Extracts from a graphics dataset:
'''

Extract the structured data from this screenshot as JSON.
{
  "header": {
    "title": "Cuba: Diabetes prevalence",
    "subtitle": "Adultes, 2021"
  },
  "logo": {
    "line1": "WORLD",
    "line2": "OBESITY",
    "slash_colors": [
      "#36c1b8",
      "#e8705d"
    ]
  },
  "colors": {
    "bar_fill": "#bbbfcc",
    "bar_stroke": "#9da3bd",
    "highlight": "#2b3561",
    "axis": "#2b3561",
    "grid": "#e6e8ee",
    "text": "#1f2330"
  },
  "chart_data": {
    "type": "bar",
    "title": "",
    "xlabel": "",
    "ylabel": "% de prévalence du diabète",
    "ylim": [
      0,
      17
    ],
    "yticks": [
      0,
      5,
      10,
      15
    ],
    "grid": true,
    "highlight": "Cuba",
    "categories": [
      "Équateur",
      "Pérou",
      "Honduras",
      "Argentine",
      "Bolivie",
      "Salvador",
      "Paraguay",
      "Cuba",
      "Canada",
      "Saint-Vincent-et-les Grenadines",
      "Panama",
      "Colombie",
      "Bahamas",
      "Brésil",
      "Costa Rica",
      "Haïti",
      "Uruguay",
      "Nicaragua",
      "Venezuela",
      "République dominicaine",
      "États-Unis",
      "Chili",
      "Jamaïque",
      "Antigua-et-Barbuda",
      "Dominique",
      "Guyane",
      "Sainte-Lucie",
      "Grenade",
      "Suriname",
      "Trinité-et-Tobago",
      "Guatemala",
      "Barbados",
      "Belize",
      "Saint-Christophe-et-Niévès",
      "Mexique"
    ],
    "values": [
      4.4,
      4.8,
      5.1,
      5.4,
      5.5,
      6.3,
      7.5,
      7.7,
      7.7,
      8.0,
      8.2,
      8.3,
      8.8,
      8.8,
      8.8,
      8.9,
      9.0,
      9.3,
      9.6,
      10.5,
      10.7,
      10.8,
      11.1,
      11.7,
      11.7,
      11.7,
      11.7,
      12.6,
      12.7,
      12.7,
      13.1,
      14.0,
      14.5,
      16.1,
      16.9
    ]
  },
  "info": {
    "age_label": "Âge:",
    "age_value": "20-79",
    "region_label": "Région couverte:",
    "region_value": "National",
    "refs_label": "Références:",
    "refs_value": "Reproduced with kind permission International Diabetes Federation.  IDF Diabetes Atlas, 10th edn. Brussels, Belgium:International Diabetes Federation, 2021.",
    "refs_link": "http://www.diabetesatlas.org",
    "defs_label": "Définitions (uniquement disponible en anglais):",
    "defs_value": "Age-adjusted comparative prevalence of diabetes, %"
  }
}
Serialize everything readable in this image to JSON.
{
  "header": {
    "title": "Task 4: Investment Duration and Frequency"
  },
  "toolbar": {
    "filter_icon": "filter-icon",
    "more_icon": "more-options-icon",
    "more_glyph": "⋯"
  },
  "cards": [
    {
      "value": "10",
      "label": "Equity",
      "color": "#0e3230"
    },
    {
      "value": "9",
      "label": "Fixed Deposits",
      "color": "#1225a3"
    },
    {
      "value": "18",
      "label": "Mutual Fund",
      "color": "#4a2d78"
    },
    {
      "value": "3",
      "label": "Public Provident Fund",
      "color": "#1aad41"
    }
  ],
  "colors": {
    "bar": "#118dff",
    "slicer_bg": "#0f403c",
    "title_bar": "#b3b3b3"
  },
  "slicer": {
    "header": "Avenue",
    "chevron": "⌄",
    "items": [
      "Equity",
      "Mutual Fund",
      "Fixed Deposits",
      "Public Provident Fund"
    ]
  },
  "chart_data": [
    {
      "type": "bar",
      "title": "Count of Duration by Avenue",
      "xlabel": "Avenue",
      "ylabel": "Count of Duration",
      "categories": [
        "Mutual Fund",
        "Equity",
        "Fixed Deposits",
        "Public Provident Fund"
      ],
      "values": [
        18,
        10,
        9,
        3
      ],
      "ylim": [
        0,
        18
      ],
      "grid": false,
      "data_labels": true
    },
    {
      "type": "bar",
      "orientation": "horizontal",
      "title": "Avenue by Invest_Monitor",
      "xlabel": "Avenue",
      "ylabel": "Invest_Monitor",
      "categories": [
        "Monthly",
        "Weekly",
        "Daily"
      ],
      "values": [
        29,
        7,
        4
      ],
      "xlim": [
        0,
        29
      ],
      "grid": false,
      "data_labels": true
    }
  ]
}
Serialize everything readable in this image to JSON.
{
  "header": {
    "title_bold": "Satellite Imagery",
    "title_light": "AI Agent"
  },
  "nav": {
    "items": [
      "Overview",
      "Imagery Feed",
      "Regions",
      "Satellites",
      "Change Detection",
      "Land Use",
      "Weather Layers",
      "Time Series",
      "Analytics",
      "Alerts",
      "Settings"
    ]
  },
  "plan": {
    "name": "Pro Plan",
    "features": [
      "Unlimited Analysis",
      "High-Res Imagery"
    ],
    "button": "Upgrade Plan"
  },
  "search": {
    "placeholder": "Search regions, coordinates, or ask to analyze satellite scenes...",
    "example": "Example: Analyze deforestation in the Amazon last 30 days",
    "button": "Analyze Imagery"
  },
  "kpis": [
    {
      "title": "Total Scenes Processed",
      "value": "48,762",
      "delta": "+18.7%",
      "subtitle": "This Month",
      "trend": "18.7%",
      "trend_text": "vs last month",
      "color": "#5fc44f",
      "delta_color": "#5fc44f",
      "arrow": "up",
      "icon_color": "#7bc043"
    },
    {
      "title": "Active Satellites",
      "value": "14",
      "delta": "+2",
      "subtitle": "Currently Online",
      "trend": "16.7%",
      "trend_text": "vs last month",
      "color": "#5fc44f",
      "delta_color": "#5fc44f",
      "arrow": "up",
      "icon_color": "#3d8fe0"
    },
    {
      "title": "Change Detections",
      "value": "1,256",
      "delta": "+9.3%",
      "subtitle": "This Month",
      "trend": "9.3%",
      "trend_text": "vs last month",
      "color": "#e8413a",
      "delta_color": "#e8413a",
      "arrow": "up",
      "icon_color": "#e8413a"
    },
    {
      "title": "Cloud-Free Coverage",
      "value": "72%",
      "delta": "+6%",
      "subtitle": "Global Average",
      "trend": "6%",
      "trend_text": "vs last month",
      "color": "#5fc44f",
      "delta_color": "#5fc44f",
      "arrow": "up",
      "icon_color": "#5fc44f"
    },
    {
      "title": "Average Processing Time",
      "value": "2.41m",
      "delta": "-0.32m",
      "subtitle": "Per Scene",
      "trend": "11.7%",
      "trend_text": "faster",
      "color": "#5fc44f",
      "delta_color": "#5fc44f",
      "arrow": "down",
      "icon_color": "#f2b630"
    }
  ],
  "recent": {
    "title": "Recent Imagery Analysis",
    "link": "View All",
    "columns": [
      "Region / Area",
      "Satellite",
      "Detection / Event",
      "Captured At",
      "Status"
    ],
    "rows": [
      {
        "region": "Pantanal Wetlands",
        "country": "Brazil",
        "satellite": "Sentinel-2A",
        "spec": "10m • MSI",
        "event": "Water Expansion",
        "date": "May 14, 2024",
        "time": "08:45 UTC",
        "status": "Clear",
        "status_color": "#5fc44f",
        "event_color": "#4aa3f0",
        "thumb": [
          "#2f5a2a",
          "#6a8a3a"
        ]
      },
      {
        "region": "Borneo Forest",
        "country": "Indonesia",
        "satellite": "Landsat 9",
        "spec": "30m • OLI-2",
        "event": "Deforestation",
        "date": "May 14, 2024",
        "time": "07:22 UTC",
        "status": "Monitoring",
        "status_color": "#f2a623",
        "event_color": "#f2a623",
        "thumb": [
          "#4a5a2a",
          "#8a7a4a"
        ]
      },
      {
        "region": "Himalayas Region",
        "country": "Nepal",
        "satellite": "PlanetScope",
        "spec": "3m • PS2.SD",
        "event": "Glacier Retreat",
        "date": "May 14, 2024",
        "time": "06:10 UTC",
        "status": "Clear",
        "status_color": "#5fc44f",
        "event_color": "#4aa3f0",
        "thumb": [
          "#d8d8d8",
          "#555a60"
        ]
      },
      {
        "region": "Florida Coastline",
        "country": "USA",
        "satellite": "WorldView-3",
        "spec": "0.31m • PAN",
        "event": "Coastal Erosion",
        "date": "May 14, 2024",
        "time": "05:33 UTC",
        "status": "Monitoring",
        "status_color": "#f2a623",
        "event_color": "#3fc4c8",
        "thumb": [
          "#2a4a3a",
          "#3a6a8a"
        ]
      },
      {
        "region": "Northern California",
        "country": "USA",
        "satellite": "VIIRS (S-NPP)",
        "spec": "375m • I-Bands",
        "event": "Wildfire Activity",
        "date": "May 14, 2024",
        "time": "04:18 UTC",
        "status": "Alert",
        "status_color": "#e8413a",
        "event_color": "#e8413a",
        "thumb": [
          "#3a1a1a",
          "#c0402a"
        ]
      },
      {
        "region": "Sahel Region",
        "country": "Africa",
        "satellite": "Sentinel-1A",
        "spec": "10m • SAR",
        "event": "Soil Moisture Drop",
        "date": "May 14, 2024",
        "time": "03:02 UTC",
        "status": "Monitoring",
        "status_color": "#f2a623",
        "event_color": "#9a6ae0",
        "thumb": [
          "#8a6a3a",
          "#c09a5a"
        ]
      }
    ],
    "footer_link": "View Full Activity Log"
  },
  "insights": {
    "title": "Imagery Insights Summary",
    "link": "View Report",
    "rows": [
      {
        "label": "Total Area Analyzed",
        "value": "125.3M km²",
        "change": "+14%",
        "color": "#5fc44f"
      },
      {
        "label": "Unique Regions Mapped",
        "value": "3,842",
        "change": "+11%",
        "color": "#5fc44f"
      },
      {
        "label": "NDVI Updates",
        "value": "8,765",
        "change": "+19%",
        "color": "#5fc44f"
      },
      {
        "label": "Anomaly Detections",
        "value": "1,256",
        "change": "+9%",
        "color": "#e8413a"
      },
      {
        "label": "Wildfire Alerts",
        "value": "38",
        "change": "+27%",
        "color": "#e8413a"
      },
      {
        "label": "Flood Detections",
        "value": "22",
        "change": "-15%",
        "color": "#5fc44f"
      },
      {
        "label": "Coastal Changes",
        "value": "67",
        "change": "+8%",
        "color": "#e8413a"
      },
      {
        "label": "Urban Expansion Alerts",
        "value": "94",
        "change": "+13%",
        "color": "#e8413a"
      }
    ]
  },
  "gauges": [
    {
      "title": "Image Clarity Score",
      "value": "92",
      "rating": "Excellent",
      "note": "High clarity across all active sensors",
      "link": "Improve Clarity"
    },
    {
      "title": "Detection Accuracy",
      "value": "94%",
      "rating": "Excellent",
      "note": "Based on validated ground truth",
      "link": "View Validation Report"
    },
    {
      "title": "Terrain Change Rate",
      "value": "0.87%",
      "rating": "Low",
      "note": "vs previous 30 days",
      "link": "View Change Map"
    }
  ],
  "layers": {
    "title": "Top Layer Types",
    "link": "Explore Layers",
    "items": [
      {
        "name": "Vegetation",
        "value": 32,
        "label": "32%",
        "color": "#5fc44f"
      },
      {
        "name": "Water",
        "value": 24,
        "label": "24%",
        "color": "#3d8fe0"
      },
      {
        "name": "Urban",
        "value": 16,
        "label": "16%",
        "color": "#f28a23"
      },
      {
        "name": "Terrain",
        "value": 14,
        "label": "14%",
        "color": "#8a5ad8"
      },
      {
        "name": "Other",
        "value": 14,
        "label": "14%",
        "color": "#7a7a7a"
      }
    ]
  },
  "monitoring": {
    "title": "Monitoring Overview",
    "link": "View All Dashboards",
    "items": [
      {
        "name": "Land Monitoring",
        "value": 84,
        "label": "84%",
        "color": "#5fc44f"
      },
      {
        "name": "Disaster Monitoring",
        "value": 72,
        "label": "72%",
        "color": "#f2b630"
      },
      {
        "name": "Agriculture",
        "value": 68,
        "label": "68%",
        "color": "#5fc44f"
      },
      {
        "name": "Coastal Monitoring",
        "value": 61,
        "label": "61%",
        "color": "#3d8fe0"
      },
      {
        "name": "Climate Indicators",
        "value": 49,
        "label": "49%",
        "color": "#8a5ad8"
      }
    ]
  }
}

'''

THE EXERCISE:
Copy out all lines from the material above that contain the string "Terrain".

PROBLEM SOLUTION:
      "title": "Terrain Change Rate",
        "name": "Terrain",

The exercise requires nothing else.